(To do): From the listing below, pull out the lines that hold "Loudness".

[Stored records]

◆ ◆ ◆ ◆

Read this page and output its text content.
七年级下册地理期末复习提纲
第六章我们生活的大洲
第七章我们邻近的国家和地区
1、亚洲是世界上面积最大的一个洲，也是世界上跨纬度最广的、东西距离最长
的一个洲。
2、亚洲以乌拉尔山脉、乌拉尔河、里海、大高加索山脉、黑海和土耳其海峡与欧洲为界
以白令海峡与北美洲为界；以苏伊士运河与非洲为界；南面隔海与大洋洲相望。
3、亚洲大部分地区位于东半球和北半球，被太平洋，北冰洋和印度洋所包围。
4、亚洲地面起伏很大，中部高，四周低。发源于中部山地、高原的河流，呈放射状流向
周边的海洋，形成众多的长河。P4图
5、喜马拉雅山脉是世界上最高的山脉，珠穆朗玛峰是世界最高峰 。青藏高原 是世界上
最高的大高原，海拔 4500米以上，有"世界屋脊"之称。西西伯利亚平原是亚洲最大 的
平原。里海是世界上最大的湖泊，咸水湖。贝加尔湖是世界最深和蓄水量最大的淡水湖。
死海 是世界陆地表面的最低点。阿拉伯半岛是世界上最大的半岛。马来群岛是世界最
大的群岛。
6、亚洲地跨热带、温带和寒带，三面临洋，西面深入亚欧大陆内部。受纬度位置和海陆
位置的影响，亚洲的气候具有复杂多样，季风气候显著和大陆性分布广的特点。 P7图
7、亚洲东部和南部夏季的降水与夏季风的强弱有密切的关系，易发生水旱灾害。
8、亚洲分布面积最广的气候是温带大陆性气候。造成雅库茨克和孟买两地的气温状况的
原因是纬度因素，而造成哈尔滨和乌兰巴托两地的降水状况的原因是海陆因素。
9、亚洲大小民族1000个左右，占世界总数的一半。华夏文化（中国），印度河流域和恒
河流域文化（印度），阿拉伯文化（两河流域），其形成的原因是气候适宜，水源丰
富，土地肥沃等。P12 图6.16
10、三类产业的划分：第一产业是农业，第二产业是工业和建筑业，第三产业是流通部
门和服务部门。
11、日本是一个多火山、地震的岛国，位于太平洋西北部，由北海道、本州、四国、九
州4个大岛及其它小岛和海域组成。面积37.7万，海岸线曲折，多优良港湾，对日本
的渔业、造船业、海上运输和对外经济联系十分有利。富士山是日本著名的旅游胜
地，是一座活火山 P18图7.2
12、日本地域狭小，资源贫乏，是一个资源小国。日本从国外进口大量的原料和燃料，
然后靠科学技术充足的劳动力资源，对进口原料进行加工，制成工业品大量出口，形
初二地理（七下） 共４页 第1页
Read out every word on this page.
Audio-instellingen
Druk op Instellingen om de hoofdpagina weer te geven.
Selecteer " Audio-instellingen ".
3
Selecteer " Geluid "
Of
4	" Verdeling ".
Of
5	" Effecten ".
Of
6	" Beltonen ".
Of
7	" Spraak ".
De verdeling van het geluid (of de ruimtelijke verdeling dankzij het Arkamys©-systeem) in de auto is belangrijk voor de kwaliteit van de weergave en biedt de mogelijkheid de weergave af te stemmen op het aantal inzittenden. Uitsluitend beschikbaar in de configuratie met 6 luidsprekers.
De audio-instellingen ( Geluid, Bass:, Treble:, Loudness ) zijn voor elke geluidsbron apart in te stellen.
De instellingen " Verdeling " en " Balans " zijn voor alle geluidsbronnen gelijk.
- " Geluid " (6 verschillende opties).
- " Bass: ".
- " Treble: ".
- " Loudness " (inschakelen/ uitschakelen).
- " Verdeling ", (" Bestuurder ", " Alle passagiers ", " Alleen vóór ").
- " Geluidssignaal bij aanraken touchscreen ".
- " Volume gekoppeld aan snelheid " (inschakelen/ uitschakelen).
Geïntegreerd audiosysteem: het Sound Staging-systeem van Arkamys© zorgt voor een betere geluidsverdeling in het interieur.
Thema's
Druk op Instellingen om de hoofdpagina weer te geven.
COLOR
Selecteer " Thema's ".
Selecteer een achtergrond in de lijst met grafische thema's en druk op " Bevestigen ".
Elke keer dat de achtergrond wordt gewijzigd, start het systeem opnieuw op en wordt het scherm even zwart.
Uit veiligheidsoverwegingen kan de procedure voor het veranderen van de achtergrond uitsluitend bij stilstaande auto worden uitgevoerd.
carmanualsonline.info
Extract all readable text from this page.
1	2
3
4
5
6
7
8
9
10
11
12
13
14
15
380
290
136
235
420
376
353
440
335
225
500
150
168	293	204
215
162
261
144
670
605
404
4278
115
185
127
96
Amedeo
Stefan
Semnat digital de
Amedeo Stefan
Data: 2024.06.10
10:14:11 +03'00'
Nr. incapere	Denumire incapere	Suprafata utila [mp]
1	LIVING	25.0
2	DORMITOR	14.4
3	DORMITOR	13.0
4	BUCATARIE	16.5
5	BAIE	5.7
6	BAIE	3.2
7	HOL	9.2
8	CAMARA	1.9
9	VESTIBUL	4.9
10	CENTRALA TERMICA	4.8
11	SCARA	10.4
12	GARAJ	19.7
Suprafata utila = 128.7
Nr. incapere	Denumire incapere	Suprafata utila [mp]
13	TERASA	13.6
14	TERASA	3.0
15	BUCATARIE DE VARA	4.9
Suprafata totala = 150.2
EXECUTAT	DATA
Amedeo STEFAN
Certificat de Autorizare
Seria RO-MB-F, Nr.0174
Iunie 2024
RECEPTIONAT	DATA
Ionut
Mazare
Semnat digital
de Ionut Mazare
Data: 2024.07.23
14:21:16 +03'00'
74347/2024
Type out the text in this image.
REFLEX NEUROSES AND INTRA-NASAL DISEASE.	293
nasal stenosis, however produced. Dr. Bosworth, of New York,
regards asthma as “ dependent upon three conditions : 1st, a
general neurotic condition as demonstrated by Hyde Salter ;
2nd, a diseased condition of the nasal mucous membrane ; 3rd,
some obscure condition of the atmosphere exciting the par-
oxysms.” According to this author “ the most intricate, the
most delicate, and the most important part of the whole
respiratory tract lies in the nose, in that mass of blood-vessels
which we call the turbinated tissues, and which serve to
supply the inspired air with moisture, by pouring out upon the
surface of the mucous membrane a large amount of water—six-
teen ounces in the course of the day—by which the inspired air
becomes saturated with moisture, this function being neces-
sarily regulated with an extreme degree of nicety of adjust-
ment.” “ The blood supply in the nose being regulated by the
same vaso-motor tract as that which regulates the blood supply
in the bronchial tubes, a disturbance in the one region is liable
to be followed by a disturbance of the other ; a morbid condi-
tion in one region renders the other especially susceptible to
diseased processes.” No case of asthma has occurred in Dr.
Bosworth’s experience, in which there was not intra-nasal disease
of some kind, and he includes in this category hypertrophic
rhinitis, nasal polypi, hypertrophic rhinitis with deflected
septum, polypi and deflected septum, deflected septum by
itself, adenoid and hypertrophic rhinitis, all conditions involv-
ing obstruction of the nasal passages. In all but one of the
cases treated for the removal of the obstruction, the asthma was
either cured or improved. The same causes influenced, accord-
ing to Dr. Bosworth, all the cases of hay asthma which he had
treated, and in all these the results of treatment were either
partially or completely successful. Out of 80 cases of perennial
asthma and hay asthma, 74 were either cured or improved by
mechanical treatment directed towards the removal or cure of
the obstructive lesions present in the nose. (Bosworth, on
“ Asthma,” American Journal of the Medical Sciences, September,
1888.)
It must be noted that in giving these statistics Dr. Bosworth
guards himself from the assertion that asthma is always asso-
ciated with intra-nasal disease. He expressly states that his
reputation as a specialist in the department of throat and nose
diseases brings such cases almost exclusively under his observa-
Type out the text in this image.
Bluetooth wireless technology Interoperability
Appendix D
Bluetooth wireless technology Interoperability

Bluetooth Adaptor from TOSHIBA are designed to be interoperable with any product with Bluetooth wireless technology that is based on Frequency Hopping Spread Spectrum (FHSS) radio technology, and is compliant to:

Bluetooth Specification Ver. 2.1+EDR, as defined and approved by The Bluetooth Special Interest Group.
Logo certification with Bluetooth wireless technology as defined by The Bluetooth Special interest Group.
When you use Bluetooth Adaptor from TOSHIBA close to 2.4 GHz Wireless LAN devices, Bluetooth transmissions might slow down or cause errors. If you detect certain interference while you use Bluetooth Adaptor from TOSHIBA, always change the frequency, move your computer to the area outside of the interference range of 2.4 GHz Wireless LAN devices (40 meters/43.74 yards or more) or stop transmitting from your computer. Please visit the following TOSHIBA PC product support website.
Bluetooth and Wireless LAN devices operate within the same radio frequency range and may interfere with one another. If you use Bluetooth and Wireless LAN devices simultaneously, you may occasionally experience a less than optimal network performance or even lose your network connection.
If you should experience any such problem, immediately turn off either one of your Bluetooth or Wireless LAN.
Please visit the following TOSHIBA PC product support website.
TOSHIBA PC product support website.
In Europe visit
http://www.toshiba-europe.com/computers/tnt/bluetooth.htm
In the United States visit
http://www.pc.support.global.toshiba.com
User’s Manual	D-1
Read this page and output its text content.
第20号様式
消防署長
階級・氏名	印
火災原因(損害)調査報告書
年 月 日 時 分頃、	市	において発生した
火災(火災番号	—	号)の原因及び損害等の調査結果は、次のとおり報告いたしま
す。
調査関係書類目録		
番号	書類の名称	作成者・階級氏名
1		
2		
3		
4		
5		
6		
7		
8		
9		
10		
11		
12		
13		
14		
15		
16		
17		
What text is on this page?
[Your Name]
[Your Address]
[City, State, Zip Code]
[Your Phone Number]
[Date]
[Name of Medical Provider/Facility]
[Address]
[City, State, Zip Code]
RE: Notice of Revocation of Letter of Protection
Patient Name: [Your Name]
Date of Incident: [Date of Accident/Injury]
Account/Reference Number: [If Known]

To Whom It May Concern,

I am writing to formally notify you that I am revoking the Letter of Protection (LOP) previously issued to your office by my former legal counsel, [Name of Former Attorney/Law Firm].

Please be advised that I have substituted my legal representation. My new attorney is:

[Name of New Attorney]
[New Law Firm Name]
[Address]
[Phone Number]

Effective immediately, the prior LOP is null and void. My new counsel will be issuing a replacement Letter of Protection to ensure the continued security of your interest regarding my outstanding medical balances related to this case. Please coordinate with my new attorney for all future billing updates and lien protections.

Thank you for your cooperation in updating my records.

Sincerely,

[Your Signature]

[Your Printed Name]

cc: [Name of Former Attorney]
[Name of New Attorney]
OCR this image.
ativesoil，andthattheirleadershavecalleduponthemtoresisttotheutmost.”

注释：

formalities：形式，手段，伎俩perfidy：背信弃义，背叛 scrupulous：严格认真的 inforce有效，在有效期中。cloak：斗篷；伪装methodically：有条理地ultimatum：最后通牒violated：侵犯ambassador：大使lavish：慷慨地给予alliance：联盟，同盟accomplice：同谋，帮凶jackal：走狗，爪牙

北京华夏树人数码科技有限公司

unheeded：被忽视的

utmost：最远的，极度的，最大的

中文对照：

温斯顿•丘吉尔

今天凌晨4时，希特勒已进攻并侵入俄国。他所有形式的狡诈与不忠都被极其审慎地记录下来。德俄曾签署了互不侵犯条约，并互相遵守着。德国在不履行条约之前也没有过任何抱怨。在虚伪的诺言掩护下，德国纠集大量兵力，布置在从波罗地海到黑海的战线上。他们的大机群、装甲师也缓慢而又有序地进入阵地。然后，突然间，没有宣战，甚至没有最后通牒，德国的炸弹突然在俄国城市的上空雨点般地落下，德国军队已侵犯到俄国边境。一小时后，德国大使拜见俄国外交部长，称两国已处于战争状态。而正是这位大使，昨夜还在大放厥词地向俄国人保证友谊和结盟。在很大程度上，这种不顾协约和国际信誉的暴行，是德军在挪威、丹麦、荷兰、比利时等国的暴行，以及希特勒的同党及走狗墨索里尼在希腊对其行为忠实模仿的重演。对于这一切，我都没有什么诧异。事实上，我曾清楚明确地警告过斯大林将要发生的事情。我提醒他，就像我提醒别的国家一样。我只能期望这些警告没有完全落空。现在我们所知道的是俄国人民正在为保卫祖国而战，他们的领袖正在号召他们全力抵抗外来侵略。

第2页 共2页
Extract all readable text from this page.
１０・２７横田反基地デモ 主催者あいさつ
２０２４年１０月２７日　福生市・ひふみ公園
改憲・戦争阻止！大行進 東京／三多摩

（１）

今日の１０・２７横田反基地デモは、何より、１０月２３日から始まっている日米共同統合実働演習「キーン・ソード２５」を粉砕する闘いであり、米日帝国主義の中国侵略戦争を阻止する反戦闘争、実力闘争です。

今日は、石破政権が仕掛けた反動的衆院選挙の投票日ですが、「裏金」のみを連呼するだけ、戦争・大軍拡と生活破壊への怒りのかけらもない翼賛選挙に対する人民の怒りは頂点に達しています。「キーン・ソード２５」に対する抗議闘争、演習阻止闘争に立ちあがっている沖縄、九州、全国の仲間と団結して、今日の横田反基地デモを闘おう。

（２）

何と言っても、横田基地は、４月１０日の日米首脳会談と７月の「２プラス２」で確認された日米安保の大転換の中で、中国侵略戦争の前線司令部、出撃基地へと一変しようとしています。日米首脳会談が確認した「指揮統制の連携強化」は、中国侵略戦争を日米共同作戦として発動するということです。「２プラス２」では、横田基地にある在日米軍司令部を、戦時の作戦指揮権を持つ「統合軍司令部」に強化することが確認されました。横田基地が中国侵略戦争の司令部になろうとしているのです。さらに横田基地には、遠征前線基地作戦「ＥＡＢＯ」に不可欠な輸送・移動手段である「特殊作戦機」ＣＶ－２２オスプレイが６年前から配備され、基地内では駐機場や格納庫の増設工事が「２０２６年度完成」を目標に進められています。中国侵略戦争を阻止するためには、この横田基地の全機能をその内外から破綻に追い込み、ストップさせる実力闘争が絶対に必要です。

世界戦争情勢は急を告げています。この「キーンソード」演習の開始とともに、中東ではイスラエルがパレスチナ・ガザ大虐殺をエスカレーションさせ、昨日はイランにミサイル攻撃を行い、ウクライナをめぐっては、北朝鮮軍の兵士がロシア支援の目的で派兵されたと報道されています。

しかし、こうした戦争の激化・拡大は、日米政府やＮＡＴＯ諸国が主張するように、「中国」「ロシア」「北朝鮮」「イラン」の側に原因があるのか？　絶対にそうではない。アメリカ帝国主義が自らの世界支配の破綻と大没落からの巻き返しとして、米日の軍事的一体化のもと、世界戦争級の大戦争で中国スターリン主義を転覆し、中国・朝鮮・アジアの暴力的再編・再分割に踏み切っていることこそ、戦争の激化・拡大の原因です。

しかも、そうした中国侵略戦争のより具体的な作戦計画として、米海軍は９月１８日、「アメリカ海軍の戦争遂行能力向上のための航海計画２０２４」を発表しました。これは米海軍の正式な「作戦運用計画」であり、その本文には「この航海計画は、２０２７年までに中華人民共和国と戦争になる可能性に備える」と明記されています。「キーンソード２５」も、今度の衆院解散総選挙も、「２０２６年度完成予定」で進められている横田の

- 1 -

◆ ◆ ◆ ◆

(Result of the exercise):
De audio-instellingen ( Geluid, Bass:, Treble:, Loudness ) zijn voor elke geluidsbron apart in te stellen.
- " Loudness " (inschakelen/ uitschakelen).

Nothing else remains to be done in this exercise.